----- Texto proporcionado
Pero como todas sus novelas, Arrecife va también mucho más allá de sus propias anécdotas argumentales. En realidad, el relato tiene todos los ingredientes de un «ajuste de cuentas», de un balance, de una mirada, crítica, apasionada y compasiva, al devenir de una generación que naufragó en casi todas sus expectativas, pero que no terminó de ahogarse del todo, y ahora se interroga por su pasado y por su futuro.

Tony Góngora (el narrador) y Mario Müller (el ideólogo y director del resort La Pirámide) son dos viejos amigos, dos supervivientes de aquel naufragio. En su juventud formaron parte de una banda de rock que se llamaba Los Extraditables, que acabó fracasando y disolviéndose. El fracaso hundió a Tony en las drogas hasta convertirlo en una piltrafa humana, con la memoria borrada, perdida casi por completo. Años después de aquel desastre, Mario Müller busca a Tony para que participe en su nuevo proyecto empresarial (La Pirámide), y así sacarlo del marasmo, ayudarle a recordar el pasado… y también a diseñar el futuro.
----------
Actividad 1 →
Transcribe del texto sobre Arrecife el pasaje que va de «Pero como todas» a «por su futuro.», ambos incluidos.
Actividad 2 →
Di si cada afirmación concuerda con el texto sobre Arrecife, respondiendo sí o no y citando literalmente las palabras que lo deciden: (a) la banda de rock de Tony y Mario se llamaba Los Extraditables; (b) Mario Müller es el narrador; (c) la banda de rock tuvo éxito y siguió unida.
Las entradas no intervienen para nada en esto.
----- Datos proporcionados
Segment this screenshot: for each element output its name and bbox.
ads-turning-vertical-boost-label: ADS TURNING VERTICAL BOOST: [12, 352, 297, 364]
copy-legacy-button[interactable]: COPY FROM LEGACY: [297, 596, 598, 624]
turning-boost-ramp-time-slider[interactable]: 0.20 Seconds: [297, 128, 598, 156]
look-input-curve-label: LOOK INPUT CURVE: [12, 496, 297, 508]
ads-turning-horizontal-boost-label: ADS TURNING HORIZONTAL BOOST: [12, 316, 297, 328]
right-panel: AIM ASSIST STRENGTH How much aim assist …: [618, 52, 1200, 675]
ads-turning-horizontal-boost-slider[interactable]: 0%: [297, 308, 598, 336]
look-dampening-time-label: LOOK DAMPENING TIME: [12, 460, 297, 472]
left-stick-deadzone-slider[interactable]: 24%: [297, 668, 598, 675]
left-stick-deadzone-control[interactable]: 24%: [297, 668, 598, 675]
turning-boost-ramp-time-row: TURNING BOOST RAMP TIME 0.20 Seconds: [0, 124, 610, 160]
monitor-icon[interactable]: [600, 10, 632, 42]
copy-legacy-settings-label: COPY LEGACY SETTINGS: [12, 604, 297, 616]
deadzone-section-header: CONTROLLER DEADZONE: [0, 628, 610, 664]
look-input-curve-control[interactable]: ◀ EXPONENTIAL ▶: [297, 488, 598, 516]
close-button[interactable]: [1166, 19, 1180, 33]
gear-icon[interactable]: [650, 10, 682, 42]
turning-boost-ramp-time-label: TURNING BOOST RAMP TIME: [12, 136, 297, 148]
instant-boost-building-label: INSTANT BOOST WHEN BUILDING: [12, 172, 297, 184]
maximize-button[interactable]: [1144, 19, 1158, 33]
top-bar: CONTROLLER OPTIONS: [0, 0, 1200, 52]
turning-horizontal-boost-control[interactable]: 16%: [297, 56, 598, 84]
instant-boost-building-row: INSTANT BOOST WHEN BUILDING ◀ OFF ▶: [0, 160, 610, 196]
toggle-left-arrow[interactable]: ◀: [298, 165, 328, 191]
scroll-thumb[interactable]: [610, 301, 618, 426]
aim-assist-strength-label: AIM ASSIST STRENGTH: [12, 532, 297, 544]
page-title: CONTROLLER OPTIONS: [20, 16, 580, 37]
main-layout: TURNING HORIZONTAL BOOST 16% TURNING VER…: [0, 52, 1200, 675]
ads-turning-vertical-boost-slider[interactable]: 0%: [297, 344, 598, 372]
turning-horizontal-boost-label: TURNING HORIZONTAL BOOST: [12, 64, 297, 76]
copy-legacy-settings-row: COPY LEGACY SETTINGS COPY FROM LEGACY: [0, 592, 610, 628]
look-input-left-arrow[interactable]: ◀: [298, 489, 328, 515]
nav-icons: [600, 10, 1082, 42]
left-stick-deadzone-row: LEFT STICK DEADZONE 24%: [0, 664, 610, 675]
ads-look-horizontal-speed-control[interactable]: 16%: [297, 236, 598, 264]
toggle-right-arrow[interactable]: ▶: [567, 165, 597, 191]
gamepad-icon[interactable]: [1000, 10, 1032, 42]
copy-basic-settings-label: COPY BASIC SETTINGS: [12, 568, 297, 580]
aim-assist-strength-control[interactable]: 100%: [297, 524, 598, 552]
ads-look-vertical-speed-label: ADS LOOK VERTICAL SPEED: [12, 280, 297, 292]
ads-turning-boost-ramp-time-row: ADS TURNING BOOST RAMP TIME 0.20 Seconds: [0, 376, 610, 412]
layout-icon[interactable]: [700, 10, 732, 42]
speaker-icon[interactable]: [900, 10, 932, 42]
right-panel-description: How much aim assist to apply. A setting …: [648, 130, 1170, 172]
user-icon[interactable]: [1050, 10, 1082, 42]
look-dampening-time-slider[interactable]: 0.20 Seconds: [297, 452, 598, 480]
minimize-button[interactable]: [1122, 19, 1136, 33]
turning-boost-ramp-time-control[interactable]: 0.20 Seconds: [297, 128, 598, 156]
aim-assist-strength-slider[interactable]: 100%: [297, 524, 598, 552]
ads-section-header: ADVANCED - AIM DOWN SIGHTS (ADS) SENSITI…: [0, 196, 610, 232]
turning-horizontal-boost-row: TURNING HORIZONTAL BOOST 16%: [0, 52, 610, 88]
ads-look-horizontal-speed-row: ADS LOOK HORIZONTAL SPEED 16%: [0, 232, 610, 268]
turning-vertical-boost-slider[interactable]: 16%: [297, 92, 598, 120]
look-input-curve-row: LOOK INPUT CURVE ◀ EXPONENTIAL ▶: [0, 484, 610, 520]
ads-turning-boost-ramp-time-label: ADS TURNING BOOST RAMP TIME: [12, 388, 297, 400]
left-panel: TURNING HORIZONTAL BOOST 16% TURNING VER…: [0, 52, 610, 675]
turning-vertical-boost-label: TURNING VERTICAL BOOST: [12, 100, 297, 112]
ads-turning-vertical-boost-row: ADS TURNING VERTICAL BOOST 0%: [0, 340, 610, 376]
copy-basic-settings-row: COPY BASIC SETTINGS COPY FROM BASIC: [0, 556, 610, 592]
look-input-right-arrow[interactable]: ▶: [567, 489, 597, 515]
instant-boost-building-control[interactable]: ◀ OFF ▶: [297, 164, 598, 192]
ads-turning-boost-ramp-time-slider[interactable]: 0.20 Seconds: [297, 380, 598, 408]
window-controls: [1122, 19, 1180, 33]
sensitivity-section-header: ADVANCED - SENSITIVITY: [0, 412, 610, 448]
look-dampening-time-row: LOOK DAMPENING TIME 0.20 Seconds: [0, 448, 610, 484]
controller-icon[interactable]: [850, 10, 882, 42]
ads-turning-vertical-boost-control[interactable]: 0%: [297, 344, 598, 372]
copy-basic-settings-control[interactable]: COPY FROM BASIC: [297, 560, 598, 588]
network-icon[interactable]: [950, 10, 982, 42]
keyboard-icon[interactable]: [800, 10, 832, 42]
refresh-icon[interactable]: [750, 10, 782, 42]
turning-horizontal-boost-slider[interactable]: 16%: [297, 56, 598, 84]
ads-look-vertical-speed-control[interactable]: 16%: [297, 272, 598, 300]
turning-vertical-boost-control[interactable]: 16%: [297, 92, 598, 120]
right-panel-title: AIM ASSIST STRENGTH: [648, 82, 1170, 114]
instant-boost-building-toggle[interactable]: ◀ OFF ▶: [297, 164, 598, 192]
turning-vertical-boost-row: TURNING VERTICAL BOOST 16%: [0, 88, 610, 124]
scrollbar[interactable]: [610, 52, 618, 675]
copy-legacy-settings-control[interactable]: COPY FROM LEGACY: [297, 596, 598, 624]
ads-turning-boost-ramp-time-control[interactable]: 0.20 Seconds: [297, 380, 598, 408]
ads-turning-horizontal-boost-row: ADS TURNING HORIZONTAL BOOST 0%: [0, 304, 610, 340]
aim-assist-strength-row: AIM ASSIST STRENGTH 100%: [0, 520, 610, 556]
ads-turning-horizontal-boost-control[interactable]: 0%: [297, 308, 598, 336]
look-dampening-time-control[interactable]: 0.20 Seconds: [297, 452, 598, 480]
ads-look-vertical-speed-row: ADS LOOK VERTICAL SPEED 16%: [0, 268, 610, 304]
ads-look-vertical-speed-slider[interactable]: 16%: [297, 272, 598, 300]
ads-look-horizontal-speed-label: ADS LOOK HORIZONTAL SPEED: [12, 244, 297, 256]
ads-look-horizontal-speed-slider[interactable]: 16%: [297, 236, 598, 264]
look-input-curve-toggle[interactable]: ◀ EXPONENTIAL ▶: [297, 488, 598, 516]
----------
Resultado 1 →
Pero como todas sus novelas, Arrecife va también mucho más allá de sus propias anécdotas argumentales. En realidad, el relato tiene todos los ingredientes de un «ajuste de cuentas», de un balance, de una mirada, crítica, apasionada y compasiva, al devenir de una generación que naufragó en casi todas sus expectativas, pero que no terminó de ahogarse del todo, y ahora se interroga por su pasado y por su futuro.

Resultado 2 →
(a) Sí: «En su juventud formaron parte de una banda de rock que se llamaba Los Extraditables».
(b) No: «Tony Góngora (el narrador)».
(c) No: «que acabó fracasando y disolviéndose».